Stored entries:

=======

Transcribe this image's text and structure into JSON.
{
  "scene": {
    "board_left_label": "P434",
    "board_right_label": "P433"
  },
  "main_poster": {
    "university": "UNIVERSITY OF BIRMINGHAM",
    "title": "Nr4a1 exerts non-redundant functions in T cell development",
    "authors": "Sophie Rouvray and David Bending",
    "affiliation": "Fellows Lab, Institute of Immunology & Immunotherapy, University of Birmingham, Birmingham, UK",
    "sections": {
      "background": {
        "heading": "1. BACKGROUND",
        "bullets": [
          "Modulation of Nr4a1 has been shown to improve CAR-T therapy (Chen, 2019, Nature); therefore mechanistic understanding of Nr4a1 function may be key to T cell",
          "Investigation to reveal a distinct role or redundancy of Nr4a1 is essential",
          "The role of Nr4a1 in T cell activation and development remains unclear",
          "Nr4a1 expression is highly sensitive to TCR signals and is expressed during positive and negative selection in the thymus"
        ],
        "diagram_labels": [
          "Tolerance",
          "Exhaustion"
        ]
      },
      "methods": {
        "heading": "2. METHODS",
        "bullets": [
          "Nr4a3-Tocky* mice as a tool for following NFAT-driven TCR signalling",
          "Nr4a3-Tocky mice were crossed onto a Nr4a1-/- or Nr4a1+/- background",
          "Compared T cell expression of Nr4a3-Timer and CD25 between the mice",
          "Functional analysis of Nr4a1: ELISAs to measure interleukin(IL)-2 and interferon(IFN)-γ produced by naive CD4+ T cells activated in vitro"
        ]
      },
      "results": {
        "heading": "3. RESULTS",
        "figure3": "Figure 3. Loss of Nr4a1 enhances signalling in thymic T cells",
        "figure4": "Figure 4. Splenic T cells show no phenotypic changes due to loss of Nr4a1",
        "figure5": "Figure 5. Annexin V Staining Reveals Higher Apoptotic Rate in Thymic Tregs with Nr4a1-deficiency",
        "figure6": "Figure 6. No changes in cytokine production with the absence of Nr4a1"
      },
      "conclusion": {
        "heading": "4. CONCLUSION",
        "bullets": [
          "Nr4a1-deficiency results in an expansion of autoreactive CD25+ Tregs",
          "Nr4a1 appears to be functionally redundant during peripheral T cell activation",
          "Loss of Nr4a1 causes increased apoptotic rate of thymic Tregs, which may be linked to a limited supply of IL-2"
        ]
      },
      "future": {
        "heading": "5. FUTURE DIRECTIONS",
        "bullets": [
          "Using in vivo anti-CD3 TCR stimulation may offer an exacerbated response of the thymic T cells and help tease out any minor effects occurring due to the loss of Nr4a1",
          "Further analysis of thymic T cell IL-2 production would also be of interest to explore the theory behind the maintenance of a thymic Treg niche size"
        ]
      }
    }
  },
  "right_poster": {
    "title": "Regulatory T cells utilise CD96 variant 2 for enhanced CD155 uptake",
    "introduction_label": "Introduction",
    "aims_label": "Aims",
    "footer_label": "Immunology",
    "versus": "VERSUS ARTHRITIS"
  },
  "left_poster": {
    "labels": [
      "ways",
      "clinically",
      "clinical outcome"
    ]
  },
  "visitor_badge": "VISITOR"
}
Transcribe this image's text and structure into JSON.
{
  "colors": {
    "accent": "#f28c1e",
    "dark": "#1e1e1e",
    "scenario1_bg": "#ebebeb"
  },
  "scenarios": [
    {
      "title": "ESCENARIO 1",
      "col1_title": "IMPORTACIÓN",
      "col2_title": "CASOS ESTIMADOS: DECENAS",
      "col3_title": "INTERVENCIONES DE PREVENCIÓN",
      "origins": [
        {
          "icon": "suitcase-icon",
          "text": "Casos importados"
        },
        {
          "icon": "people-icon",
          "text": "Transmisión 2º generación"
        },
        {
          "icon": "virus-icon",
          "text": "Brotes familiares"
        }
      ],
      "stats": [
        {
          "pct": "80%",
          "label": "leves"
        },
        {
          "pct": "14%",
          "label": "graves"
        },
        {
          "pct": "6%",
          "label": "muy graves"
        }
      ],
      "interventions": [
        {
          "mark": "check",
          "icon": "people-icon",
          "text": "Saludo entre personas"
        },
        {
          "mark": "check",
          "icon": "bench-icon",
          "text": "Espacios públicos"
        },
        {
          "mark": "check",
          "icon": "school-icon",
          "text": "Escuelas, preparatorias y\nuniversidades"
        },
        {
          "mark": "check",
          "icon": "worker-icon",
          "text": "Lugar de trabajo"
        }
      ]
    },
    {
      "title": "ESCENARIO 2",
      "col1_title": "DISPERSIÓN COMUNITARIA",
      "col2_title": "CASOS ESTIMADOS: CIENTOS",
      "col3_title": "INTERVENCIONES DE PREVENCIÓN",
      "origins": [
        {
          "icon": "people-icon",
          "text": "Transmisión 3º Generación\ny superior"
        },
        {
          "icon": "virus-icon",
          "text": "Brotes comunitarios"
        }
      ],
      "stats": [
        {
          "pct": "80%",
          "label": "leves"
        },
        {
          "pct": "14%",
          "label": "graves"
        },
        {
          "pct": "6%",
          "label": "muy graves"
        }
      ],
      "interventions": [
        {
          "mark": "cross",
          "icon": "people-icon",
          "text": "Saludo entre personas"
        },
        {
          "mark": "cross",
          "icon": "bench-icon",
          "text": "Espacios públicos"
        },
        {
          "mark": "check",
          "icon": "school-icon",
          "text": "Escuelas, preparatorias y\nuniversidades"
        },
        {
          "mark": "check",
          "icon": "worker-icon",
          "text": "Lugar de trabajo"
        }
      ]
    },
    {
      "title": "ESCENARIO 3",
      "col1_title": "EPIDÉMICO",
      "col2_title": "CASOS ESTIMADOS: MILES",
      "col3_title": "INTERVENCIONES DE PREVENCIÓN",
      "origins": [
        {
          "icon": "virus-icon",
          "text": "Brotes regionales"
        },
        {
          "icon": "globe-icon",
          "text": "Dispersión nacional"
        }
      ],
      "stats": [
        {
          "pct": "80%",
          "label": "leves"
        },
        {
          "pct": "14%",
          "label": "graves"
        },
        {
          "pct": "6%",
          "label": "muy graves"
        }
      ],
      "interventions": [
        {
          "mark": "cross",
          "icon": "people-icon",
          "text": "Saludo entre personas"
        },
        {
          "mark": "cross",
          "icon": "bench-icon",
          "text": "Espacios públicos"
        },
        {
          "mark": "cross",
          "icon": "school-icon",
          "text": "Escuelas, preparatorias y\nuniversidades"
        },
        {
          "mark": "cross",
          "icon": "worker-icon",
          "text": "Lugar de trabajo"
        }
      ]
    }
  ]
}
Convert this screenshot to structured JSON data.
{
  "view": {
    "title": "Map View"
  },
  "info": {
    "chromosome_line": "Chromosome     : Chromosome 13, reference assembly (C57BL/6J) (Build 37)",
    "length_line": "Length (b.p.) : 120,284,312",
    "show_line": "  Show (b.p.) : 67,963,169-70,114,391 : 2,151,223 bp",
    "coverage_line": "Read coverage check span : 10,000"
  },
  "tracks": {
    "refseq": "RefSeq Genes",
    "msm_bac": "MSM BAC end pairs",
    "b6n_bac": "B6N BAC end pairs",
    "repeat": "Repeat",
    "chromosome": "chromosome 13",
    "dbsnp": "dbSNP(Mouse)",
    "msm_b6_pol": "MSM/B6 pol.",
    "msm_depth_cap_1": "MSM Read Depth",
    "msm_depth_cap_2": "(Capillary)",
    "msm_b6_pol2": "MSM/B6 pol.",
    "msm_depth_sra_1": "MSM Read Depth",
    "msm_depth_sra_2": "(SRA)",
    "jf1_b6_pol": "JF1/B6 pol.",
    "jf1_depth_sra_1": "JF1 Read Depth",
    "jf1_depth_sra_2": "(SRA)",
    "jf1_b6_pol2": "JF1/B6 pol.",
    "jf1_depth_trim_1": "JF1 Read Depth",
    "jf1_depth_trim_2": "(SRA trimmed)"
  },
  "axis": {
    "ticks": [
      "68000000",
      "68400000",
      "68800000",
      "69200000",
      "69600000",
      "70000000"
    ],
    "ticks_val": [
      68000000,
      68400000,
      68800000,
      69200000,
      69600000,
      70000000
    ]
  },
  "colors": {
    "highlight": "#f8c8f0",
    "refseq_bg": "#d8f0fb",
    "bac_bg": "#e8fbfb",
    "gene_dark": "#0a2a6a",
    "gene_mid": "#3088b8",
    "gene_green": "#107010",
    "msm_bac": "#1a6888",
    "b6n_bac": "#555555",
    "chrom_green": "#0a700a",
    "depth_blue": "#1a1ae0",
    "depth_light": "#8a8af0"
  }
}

=======

◆ **WHAT YOU SHOULD DO**
Find the string "activation" in the entries above and return each line that holds it.

◆ **RESULT BELOW**
          "The role of Nr4a1 in T cell activation and development remains unclear",
          "Nr4a1 appears to be functionally redundant during peripheral T cell activation",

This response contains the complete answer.